* Begin Raw records *
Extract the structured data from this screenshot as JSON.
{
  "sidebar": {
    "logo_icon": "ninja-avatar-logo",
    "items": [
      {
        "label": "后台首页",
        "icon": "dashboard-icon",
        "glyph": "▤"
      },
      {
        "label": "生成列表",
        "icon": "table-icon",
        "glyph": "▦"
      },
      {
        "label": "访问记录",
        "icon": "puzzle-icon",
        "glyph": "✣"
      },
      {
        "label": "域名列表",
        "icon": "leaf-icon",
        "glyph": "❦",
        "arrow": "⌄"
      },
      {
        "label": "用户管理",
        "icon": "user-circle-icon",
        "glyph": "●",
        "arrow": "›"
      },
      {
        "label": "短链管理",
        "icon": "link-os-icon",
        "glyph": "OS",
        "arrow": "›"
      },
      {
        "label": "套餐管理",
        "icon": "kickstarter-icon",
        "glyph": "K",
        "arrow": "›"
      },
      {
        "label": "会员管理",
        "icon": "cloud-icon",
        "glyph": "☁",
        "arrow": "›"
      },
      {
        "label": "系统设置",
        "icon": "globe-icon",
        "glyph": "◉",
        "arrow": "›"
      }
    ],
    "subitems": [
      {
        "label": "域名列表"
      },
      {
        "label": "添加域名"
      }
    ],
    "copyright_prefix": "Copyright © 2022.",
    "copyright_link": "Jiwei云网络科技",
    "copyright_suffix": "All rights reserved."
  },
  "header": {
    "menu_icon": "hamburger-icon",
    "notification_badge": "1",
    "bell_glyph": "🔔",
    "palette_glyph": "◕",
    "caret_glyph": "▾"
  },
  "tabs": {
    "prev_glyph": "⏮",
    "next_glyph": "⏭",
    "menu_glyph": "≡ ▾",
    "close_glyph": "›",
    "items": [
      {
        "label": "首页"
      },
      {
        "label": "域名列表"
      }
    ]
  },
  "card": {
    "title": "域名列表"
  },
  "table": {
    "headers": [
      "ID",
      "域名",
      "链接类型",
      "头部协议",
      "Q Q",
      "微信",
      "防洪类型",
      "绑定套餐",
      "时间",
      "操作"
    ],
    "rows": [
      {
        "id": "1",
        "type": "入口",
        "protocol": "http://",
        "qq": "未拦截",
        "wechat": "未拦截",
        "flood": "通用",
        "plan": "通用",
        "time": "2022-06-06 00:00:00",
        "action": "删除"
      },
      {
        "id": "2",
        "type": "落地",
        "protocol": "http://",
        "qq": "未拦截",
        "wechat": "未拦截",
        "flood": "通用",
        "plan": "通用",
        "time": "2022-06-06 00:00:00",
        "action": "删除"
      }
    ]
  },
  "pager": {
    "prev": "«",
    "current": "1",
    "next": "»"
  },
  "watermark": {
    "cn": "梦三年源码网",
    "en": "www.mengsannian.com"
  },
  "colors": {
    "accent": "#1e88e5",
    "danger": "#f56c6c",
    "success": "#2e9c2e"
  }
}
* End Raw records *
**Task objective**
Print the material verbatim, all of it.

**Exercise output**
Extract the structured data from this screenshot as JSON.
{
  "sidebar": {
    "logo_icon": "ninja-avatar-logo",
    "items": [
      {
        "label": "后台首页",
        "icon": "dashboard-icon",
        "glyph": "▤"
      },
      {
        "label": "生成列表",
        "icon": "table-icon",
        "glyph": "▦"
      },
      {
        "label": "访问记录",
        "icon": "puzzle-icon",
        "glyph": "✣"
      },
      {
        "label": "域名列表",
        "icon": "leaf-icon",
        "glyph": "❦",
        "arrow": "⌄"
      },
      {
        "label": "用户管理",
        "icon": "user-circle-icon",
        "glyph": "●",
        "arrow": "›"
      },
      {
        "label": "短链管理",
        "icon": "link-os-icon",
        "glyph": "OS",
        "arrow": "›"
      },
      {
        "label": "套餐管理",
        "icon": "kickstarter-icon",
        "glyph": "K",
        "arrow": "›"
      },
      {
        "label": "会员管理",
        "icon": "cloud-icon",
        "glyph": "☁",
        "arrow": "›"
      },
      {
        "label": "系统设置",
        "icon": "globe-icon",
        "glyph": "◉",
        "arrow": "›"
      }
    ],
    "subitems": [
      {
        "label": "域名列表"
      },
      {
        "label": "添加域名"
      }
    ],
    "copyright_prefix": "Copyright © 2022.",
    "copyright_link": "Jiwei云网络科技",
    "copyright_suffix": "All rights reserved."
  },
  "header": {
    "menu_icon": "hamburger-icon",
    "notification_badge": "1",
    "bell_glyph": "🔔",
    "palette_glyph": "◕",
    "caret_glyph": "▾"
  },
  "tabs": {
    "prev_glyph": "⏮",
    "next_glyph": "⏭",
    "menu_glyph": "≡ ▾",
    "close_glyph": "›",
    "items": [
      {
        "label": "首页"
      },
      {
        "label": "域名列表"
      }
    ]
  },
  "card": {
    "title": "域名列表"
  },
  "table": {
    "headers": [
      "ID",
      "域名",
      "链接类型",
      "头部协议",
      "Q Q",
      "微信",
      "防洪类型",
      "绑定套餐",
      "时间",
      "操作"
    ],
    "rows": [
      {
        "id": "1",
        "type": "入口",
        "protocol": "http://",
        "qq": "未拦截",
        "wechat": "未拦截",
        "flood": "通用",
        "plan": "通用",
        "time": "2022-06-06 00:00:00",
        "action": "删除"
      },
      {
        "id": "2",
        "type": "落地",
        "protocol": "http://",
        "qq": "未拦截",
        "wechat": "未拦截",
        "flood": "通用",
        "plan": "通用",
        "time": "2022-06-06 00:00:00",
        "action": "删除"
      }
    ]
  },
  "pager": {
    "prev": "«",
    "current": "1",
    "next": "»"
  },
  "watermark": {
    "cn": "梦三年源码网",
    "en": "www.mengsannian.com"
  },
  "colors": {
    "accent": "#1e88e5",
    "danger": "#f56c6c",
    "success": "#2e9c2e"
  }
}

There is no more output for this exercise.